| Task input |
-- Start --

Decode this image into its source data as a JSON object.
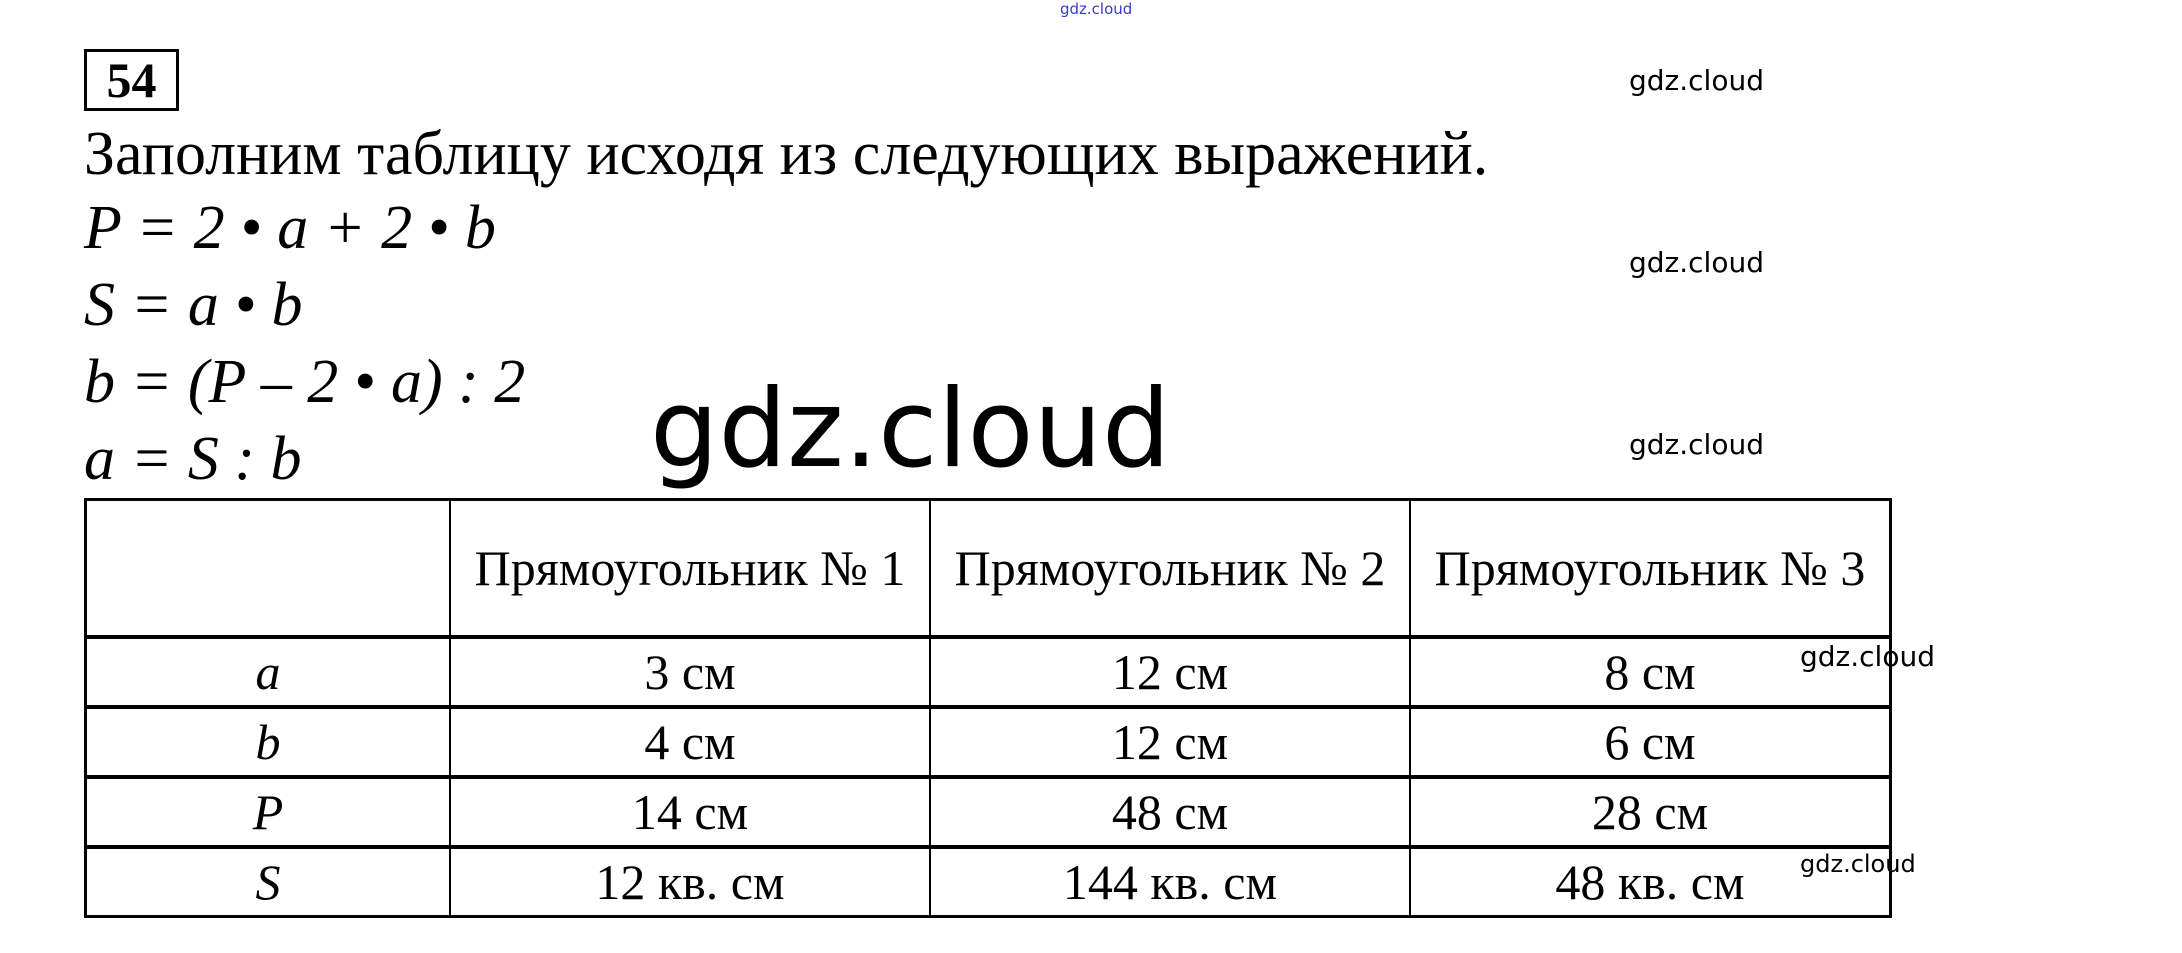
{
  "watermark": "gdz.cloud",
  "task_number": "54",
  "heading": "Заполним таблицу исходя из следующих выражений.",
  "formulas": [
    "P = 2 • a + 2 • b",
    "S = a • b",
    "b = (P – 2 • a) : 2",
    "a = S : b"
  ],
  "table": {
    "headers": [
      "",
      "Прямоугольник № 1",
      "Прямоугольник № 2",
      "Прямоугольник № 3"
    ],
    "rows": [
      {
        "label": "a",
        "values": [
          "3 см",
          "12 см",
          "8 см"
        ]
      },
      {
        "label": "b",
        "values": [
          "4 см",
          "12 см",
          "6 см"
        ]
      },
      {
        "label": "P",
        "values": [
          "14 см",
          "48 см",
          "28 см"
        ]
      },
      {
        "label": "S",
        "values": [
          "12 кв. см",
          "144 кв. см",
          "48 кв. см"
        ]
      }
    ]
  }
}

-- End --

| Stated goal |
Copy every entry exactly as written. Pictures are excluded.

| Exercise solution |
Decode this image into its source data as a JSON object.
{
  "watermark": "gdz.cloud",
  "task_number": "54",
  "heading": "Заполним таблицу исходя из следующих выражений.",
  "formulas": [
    "P = 2 • a + 2 • b",
    "S = a • b",
    "b = (P – 2 • a) : 2",
    "a = S : b"
  ],
  "table": {
    "headers": [
      "",
      "Прямоугольник № 1",
      "Прямоугольник № 2",
      "Прямоугольник № 3"
    ],
    "rows": [
      {
        "label": "a",
        "values": [
          "3 см",
          "12 см",
          "8 см"
        ]
      },
      {
        "label": "b",
        "values": [
          "4 см",
          "12 см",
          "6 см"
        ]
      },
      {
        "label": "P",
        "values": [
          "14 см",
          "48 см",
          "28 см"
        ]
      },
      {
        "label": "S",
        "values": [
          "12 кв. см",
          "144 кв. см",
          "48 кв. см"
        ]
      }
    ]
  }
}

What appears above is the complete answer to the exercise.